[Exercise directions]:
Within the material below, find each line bearing the word "коммерческой" and present it.

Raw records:
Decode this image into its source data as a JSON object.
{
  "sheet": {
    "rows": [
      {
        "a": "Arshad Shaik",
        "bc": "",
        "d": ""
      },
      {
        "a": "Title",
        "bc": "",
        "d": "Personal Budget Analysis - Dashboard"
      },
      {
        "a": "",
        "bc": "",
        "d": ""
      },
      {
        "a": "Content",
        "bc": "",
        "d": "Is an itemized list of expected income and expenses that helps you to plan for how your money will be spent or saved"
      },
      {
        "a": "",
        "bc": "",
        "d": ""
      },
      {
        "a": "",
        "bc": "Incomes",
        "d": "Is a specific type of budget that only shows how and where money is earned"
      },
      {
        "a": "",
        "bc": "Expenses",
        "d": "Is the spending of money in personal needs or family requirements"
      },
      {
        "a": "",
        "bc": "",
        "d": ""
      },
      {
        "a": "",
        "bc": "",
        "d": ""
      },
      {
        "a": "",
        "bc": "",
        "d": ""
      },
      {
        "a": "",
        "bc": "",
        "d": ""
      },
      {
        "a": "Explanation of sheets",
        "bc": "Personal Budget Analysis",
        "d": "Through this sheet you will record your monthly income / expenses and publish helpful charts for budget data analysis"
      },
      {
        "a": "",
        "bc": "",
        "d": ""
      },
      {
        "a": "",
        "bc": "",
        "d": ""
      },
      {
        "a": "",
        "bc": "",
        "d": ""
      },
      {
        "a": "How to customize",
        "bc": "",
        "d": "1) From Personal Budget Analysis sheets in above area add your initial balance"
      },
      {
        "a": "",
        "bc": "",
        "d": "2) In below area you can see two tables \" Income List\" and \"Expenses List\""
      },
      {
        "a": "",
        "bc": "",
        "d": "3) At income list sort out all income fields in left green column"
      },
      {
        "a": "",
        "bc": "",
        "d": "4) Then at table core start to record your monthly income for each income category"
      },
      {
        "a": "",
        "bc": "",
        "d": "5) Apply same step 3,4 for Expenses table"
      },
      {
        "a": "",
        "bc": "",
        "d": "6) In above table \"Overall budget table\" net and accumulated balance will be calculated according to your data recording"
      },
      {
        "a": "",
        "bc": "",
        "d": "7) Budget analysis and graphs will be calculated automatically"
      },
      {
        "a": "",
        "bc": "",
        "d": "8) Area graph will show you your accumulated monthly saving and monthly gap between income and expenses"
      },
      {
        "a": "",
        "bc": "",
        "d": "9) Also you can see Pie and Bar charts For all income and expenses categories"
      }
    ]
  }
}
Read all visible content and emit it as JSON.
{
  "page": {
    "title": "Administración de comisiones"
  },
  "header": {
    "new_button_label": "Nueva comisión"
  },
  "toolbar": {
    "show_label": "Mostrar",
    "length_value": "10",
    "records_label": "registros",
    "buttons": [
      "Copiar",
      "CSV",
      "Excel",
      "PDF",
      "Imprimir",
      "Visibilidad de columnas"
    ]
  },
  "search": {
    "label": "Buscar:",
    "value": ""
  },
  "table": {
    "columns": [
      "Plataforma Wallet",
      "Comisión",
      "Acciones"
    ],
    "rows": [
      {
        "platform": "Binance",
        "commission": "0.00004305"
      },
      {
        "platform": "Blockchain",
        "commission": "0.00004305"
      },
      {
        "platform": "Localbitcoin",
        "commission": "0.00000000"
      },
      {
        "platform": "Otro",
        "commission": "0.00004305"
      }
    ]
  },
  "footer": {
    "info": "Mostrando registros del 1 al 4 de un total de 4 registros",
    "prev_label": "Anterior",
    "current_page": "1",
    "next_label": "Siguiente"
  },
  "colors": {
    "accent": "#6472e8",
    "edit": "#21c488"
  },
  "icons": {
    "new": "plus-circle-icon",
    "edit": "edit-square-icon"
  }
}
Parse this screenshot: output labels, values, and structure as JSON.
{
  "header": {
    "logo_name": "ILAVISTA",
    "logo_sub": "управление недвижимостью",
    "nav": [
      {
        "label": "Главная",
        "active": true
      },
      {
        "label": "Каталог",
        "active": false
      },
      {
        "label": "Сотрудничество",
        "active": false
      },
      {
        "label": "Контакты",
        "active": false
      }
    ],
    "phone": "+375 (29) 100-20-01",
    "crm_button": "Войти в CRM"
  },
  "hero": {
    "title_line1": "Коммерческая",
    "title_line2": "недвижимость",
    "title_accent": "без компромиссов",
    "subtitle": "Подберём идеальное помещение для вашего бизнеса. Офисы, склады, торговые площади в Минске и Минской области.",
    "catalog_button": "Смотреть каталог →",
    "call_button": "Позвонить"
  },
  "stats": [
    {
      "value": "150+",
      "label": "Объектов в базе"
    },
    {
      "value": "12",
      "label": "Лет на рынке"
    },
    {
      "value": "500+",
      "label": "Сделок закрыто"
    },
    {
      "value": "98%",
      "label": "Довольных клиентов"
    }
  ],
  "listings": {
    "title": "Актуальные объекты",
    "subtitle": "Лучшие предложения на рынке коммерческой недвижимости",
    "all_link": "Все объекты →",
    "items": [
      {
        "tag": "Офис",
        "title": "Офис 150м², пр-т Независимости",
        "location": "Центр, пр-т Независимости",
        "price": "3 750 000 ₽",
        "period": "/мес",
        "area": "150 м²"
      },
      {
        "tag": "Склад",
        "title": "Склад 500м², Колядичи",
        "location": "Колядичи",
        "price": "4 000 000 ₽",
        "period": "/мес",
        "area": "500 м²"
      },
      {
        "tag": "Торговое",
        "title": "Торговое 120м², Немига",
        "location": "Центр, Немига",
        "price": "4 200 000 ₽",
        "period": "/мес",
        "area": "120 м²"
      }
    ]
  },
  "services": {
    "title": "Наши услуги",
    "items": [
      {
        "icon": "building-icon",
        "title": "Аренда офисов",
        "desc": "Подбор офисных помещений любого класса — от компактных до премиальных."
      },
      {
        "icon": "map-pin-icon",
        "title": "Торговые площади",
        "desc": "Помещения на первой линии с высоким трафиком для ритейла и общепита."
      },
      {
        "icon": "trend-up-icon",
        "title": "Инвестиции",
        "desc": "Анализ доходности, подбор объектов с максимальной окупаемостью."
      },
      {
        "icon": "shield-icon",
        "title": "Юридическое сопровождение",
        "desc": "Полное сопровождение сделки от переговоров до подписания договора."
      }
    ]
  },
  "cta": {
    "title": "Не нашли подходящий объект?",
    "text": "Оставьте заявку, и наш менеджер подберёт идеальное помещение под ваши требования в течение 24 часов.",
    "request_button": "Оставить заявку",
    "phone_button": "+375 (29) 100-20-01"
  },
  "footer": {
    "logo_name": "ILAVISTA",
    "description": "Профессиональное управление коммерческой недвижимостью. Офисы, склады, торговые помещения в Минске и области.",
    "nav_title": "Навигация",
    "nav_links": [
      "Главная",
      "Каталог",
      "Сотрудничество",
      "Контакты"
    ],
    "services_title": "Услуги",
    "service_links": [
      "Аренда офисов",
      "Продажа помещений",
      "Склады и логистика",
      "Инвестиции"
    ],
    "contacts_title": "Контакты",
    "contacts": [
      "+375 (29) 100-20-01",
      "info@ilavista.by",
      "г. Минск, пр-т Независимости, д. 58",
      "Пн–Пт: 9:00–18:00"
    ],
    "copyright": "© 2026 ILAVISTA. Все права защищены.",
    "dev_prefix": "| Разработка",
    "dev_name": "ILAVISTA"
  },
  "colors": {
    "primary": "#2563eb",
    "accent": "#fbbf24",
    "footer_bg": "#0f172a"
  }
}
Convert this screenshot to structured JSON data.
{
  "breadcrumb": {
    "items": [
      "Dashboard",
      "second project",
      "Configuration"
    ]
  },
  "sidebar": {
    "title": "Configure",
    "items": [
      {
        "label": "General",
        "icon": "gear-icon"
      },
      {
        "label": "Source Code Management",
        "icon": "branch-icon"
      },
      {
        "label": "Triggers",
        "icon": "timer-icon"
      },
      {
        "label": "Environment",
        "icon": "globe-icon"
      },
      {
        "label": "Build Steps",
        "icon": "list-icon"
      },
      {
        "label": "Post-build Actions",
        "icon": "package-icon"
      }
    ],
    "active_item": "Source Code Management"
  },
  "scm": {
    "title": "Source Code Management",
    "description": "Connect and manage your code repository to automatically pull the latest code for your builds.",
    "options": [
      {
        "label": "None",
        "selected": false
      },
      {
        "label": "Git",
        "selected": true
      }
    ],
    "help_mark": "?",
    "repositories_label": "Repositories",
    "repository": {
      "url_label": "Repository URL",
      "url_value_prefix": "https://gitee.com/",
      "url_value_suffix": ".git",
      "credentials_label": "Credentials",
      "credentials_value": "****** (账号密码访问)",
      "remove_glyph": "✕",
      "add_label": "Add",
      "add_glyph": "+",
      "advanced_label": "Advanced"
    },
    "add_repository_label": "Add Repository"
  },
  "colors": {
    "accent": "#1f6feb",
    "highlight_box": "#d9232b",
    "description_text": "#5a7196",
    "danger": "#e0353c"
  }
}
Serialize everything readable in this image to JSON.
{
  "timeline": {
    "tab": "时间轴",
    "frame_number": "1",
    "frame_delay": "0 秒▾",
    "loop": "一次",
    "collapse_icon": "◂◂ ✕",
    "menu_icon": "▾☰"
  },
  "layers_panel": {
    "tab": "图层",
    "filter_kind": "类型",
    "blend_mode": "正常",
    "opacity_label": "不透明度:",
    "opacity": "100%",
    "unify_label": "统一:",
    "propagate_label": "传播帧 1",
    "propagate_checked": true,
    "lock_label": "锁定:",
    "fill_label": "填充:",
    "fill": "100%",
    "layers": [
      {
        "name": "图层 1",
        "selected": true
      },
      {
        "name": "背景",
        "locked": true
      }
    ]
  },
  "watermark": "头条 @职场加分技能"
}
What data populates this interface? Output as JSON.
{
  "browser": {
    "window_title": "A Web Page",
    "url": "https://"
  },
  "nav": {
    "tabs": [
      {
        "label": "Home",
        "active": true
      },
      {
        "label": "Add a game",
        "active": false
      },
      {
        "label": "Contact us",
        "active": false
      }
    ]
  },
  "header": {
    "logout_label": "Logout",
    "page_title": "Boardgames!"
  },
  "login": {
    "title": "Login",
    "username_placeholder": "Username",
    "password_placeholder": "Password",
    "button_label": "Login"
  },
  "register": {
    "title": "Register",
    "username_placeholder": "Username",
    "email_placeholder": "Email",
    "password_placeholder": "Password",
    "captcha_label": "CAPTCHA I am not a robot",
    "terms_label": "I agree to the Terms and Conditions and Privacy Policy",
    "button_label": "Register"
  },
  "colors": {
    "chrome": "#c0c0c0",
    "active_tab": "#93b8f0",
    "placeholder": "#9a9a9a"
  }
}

[Correct answer]:
    "subtitle": "Лучшие предложения на рынке коммерческой недвижимости",
    "description": "Профессиональное управление коммерческой недвижимостью. Офисы, склады, торговые помещения в Минске и области.",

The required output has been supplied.